TASK INSTRUCTIONS
Check every line below for the word "title" and copy the ones that have it.

(Recorded data)
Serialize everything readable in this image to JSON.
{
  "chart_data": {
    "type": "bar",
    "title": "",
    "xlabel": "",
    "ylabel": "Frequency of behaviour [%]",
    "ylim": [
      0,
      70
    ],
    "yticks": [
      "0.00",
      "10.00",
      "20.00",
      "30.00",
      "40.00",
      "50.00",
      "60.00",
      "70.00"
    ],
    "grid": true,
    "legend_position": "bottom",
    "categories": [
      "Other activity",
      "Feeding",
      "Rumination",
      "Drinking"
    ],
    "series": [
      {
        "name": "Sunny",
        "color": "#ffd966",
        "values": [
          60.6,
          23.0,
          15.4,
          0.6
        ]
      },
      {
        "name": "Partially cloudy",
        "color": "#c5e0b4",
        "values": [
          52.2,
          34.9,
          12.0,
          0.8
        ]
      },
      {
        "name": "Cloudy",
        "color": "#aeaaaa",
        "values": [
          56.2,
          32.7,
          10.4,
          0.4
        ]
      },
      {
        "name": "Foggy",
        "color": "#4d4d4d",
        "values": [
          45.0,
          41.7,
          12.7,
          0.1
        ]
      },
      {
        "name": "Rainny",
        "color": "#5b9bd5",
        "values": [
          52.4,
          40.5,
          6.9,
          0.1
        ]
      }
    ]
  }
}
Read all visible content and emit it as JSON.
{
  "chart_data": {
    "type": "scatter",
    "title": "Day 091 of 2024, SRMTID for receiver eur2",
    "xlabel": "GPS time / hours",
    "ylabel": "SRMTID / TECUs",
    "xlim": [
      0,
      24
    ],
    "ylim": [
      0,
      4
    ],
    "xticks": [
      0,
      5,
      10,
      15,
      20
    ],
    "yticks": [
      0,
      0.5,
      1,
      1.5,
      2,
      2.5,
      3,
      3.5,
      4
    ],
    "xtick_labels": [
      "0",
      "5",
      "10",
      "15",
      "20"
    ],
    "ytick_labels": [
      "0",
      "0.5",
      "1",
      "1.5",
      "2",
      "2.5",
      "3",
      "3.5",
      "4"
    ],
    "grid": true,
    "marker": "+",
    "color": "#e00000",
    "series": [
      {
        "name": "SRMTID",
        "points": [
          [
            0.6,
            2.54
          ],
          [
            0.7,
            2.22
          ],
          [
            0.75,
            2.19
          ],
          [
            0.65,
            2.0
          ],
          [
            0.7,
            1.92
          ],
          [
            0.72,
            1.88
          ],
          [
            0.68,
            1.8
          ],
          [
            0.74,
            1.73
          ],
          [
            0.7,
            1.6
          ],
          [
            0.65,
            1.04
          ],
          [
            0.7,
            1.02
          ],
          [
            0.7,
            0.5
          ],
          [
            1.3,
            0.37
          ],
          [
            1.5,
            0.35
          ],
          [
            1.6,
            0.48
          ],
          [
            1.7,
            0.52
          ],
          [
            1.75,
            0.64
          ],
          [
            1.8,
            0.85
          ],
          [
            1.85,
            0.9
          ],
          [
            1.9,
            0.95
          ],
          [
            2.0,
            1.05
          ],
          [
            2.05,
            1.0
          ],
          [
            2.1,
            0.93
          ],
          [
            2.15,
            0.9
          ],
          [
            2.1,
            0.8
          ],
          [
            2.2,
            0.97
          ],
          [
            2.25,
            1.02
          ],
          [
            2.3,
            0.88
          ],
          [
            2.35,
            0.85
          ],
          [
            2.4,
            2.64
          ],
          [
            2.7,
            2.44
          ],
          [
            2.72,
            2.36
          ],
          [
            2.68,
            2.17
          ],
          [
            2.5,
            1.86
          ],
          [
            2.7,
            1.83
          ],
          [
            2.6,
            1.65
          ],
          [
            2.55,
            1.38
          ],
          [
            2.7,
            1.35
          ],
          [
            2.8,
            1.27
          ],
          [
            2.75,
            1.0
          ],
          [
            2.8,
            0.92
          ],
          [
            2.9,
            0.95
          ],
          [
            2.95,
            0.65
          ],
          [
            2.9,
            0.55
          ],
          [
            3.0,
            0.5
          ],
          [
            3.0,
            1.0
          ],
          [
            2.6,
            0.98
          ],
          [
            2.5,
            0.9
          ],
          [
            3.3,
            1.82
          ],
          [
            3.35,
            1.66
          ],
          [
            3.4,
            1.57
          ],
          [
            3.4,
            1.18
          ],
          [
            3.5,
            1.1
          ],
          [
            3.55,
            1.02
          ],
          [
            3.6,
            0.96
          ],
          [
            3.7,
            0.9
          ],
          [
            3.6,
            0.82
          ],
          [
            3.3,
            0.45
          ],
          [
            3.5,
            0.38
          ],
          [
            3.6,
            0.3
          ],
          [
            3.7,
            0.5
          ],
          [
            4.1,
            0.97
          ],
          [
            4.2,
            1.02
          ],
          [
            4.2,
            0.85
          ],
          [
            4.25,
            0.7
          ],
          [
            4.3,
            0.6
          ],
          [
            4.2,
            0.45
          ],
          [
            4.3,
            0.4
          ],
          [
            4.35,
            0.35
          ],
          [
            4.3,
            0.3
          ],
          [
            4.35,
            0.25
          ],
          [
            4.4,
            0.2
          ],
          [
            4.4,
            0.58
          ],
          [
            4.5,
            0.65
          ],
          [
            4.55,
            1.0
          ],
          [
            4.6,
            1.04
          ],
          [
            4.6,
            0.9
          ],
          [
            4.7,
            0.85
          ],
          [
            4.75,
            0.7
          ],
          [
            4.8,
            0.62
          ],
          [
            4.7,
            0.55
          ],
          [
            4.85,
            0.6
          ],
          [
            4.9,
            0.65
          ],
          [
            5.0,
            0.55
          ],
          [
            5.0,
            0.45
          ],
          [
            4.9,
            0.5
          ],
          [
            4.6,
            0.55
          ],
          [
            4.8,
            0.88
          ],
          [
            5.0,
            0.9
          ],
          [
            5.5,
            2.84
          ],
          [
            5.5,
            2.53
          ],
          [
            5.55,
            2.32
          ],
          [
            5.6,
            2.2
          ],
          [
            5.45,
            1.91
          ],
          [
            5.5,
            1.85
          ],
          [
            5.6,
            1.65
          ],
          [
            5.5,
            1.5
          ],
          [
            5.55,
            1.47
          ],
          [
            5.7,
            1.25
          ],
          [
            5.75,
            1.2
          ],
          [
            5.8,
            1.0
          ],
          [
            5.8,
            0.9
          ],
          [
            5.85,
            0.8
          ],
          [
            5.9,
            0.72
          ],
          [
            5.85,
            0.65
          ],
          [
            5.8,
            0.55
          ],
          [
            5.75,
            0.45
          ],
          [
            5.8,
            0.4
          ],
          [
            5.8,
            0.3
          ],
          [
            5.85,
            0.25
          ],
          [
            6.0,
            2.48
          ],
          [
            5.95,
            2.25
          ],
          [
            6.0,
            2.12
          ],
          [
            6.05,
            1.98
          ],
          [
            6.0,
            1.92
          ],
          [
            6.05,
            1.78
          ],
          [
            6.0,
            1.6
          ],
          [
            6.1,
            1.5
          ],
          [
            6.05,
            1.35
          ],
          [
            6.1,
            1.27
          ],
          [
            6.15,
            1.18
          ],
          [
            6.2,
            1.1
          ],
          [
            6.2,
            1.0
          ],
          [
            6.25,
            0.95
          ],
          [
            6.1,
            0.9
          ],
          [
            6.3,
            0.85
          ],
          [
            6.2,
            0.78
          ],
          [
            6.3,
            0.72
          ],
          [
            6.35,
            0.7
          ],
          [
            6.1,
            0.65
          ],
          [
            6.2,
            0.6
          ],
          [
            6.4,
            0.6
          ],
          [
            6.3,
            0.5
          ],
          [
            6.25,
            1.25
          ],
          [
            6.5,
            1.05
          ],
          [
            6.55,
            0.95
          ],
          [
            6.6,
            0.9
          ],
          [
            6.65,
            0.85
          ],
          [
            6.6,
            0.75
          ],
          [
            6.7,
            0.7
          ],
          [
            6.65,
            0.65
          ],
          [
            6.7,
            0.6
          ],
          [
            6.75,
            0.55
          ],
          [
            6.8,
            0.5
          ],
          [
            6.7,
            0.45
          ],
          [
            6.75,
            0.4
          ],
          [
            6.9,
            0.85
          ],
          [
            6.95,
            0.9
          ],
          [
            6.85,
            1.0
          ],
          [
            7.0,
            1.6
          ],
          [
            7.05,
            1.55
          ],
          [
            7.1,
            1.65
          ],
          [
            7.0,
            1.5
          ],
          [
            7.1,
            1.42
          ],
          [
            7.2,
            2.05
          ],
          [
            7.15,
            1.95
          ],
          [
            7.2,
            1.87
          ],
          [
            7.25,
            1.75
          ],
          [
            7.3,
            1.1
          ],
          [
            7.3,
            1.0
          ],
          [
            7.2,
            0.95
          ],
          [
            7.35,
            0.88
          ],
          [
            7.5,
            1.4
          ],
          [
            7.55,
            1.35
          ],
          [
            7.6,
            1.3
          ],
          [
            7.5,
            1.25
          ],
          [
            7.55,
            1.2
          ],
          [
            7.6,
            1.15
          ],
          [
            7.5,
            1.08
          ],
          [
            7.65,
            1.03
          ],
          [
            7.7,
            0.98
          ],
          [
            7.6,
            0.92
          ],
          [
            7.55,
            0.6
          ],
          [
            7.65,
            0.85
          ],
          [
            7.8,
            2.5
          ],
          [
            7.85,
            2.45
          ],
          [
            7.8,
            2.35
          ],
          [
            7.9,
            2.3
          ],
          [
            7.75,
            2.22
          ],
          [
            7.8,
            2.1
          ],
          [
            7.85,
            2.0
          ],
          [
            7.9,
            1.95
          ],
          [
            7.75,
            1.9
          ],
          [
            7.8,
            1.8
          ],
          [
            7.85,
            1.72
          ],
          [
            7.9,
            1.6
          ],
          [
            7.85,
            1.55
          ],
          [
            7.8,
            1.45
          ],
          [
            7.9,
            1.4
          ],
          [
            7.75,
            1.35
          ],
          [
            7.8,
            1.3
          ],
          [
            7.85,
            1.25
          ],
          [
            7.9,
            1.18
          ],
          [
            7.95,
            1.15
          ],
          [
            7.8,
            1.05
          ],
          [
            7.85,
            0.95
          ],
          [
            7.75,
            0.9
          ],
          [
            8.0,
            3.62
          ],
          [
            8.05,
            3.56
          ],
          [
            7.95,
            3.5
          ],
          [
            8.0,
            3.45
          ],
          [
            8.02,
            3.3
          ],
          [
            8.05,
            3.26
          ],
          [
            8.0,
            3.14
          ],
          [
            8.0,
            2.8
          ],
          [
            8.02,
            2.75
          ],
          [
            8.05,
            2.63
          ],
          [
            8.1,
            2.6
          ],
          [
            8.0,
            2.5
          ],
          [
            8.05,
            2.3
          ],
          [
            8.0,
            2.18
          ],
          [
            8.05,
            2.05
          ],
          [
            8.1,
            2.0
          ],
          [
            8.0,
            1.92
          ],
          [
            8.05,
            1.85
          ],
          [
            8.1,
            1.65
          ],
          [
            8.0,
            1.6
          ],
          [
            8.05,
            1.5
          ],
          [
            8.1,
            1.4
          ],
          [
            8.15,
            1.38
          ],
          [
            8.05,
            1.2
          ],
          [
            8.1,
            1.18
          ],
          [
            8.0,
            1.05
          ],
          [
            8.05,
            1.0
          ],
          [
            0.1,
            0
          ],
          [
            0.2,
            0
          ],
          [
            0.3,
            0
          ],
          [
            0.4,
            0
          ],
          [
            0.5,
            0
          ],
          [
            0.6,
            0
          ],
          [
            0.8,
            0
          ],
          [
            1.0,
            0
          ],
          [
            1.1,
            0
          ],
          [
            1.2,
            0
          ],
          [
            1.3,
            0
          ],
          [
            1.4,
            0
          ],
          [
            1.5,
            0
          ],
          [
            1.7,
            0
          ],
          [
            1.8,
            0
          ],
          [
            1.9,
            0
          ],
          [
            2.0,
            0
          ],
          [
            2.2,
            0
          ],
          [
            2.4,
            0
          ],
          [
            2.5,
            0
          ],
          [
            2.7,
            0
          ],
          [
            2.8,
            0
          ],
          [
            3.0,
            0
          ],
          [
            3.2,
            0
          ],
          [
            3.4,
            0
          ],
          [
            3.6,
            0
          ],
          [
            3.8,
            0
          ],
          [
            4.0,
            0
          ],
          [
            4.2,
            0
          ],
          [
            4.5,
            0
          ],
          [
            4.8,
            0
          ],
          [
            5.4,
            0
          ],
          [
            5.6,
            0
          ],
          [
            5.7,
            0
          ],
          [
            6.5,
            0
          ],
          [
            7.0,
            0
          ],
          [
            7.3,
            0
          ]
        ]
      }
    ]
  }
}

PROBLEM SOLUTION
    "title": "",
    "title": "Day 091 of 2024, SRMTID for receiver eur2",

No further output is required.